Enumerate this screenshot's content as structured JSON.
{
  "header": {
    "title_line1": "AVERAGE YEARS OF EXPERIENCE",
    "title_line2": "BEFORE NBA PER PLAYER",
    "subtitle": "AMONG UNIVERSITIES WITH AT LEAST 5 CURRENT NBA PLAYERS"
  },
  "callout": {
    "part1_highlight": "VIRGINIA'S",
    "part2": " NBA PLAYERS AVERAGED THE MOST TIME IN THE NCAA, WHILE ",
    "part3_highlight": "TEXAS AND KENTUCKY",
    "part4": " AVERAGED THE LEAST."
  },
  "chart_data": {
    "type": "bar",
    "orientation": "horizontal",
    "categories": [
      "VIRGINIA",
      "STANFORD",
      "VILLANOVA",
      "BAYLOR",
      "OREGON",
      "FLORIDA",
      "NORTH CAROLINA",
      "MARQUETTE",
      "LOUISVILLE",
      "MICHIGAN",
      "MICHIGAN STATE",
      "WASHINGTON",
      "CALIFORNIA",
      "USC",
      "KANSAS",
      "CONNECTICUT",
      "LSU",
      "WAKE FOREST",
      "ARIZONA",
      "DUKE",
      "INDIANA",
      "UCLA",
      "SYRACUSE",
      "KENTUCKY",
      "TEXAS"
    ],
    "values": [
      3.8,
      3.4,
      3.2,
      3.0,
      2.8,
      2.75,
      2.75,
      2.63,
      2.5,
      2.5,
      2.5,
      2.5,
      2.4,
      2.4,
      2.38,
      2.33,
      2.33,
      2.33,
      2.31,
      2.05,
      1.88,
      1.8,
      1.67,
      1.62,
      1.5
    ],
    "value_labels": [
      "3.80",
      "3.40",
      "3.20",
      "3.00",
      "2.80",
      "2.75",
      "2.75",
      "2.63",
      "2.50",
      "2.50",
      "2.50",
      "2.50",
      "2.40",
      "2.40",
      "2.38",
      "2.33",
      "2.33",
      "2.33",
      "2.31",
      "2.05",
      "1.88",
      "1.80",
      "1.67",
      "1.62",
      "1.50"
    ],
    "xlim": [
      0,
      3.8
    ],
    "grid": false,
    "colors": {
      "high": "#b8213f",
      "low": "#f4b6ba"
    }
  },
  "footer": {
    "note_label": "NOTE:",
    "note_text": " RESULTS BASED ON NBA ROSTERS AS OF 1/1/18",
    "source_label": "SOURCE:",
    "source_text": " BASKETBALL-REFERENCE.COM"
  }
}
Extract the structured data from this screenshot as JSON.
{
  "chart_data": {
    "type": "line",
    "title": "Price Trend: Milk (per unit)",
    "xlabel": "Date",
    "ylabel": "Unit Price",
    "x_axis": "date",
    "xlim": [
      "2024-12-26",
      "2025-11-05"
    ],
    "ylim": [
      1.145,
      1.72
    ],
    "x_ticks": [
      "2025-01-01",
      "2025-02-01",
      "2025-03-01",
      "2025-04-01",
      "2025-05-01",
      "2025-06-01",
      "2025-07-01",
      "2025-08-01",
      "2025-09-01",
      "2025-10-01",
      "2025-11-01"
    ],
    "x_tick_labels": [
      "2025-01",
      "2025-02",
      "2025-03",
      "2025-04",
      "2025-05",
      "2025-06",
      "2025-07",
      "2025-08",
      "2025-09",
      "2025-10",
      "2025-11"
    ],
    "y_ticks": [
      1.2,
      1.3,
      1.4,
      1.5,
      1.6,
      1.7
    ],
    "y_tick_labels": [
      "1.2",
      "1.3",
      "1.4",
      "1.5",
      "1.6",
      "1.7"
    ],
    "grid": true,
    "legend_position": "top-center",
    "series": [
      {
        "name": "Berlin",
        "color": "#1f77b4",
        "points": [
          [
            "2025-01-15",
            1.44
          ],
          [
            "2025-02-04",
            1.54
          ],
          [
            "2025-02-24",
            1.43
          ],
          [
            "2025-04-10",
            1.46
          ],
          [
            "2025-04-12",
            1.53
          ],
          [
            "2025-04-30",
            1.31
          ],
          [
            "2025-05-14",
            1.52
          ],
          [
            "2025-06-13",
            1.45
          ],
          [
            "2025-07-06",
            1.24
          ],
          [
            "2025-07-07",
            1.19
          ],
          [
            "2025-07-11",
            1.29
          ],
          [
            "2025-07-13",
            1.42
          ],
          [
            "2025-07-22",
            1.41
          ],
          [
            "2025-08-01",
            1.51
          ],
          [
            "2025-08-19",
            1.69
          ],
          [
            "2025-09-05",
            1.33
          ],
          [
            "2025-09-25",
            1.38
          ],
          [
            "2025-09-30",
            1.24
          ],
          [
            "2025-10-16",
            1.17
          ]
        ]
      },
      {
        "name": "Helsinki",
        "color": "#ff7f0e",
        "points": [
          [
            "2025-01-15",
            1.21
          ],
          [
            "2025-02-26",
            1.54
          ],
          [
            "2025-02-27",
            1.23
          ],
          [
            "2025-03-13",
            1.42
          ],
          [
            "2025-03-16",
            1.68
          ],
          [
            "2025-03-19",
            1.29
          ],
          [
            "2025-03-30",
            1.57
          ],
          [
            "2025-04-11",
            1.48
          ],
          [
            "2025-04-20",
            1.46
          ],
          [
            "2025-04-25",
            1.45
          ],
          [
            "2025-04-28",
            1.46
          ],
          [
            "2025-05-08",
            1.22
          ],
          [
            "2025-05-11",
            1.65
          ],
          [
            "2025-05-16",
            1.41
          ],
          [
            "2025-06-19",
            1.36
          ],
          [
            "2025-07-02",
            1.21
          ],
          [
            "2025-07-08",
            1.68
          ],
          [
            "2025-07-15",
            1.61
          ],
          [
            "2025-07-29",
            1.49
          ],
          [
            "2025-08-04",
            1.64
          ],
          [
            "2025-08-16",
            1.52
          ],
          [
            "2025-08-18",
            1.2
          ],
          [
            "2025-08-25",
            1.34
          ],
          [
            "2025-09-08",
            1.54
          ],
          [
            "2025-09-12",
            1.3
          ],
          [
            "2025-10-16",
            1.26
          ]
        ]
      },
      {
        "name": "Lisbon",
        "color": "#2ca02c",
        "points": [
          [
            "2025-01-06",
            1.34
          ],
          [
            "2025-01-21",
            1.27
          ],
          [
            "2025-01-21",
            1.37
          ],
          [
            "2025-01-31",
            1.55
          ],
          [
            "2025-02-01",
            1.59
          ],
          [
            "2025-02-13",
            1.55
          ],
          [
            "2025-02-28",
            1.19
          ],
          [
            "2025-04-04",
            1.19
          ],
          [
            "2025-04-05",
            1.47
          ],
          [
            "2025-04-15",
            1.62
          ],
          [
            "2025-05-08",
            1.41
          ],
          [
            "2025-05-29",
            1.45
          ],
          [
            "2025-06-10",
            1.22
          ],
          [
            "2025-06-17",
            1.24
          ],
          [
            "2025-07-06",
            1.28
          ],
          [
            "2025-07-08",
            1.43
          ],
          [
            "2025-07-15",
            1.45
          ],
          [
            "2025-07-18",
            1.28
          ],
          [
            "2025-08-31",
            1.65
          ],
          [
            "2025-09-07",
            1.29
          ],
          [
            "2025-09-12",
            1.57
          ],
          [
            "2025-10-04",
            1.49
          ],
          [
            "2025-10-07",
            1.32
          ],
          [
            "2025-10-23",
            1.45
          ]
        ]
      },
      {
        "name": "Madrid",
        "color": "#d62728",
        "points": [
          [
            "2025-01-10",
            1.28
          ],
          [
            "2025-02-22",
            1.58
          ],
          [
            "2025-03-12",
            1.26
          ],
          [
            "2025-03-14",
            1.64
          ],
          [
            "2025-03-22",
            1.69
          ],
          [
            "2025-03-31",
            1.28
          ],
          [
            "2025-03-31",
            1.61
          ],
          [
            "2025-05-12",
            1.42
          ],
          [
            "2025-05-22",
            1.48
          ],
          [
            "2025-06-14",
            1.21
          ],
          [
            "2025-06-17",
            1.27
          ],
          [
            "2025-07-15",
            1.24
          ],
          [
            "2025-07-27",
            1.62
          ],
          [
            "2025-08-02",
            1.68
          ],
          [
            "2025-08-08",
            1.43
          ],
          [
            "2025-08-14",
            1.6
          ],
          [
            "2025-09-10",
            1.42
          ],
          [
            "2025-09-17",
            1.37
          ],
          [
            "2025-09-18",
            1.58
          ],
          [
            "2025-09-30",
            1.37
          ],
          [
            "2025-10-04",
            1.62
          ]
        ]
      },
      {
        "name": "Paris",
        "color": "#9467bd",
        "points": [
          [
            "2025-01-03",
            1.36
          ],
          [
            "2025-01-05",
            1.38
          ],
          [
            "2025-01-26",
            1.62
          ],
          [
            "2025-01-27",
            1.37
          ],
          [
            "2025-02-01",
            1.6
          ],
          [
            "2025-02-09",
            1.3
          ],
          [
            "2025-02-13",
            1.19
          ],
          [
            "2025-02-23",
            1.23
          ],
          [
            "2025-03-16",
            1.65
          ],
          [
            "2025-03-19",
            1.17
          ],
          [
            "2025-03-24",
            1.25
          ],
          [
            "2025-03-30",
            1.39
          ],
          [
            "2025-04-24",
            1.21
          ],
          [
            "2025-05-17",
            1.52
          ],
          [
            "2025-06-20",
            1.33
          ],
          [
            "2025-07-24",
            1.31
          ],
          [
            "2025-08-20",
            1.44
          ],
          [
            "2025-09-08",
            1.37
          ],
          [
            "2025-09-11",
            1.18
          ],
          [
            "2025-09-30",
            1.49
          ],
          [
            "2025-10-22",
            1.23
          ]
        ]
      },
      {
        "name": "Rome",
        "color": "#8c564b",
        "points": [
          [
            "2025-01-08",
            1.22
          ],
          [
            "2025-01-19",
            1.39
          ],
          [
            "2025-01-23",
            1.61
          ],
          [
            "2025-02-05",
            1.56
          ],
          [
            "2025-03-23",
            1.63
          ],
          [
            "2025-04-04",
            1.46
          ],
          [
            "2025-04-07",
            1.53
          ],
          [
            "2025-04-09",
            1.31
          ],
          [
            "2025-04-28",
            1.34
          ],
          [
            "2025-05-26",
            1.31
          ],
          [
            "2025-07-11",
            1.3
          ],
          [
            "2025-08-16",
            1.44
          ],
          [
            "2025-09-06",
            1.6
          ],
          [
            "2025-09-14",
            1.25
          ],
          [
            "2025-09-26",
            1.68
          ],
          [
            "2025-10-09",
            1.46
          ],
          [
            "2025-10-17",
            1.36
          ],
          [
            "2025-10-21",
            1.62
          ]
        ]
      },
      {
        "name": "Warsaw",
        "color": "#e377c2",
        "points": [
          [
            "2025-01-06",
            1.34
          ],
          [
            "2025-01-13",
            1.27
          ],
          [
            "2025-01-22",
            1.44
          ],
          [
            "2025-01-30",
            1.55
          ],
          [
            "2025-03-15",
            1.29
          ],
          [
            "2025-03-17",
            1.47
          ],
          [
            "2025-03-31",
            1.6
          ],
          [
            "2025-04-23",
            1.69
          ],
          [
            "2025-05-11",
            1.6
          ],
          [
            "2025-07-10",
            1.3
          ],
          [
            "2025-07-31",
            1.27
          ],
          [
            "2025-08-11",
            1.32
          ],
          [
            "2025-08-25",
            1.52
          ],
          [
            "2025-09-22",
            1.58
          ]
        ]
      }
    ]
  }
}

======

Stated problem -
Pull out every line above that holds the word "PLAYERS".

Answer below -
    "subtitle": "AMONG UNIVERSITIES WITH AT LEAST 5 CURRENT NBA PLAYERS"
    "part2": " NBA PLAYERS AVERAGED THE MOST TIME IN THE NCAA, WHILE ",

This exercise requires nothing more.